### Exercise task
Set down the data below without change, skipping the pictures it holds.

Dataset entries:
____
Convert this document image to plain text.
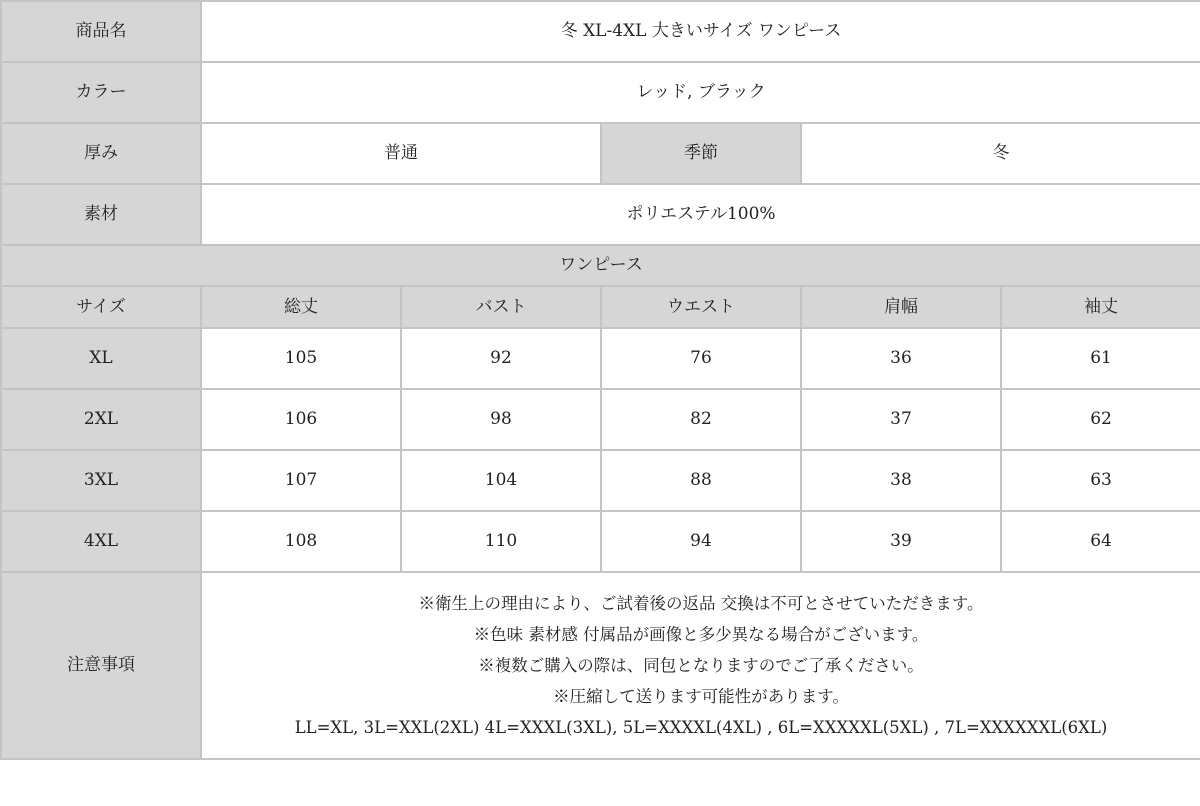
商品名	冬 XL-4XL 大きいサイズ ワンピース				
カラー	レッド, ブラック				
厚み	普通		季節	冬	
素材	ポリエステル100%				
ワンピース					
サイズ	総丈	バスト	ウエスト	肩幅	袖丈
XL	105	92	76	36	61
2XL	106	98	82	37	62
3XL	107	104	88	38	63
4XL	108	110	94	39	64
注意事項	※衛生上の理由により、ご試着後の返品 交換は不可とさせていただきます。
※色味 素材感 付属品が画像と多少異なる場合がございます。
※複数ご購入の際は、同包となりますのでご了承ください。
※圧縮して送ります可能性があります。
LL=XL, 3L=XXL(2XL) 4L=XXXL(3XL), 5L=XXXXL(4XL) , 6L=XXXXXL(5XL) , 7L=XXXXXXL(6XL)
____
### Exercise solution
Convert this document image to plain text.
商品名	冬 XL-4XL 大きいサイズ ワンピース				
カラー	レッド, ブラック				
厚み	普通		季節	冬	
素材	ポリエステル100%				
ワンピース					
サイズ	総丈	バスト	ウエスト	肩幅	袖丈
XL	105	92	76	36	61
2XL	106	98	82	37	62
3XL	107	104	88	38	63
4XL	108	110	94	39	64
注意事項	※衛生上の理由により、ご試着後の返品 交換は不可とさせていただきます。
※色味 素材感 付属品が画像と多少異なる場合がございます。
※複数ご購入の際は、同包となりますのでご了承ください。
※圧縮して送ります可能性があります。
LL=XL, 3L=XXL(2XL) 4L=XXXL(3XL), 5L=XXXXL(4XL) , 6L=XXXXXL(5XL) , 7L=XXXXXXL(6XL)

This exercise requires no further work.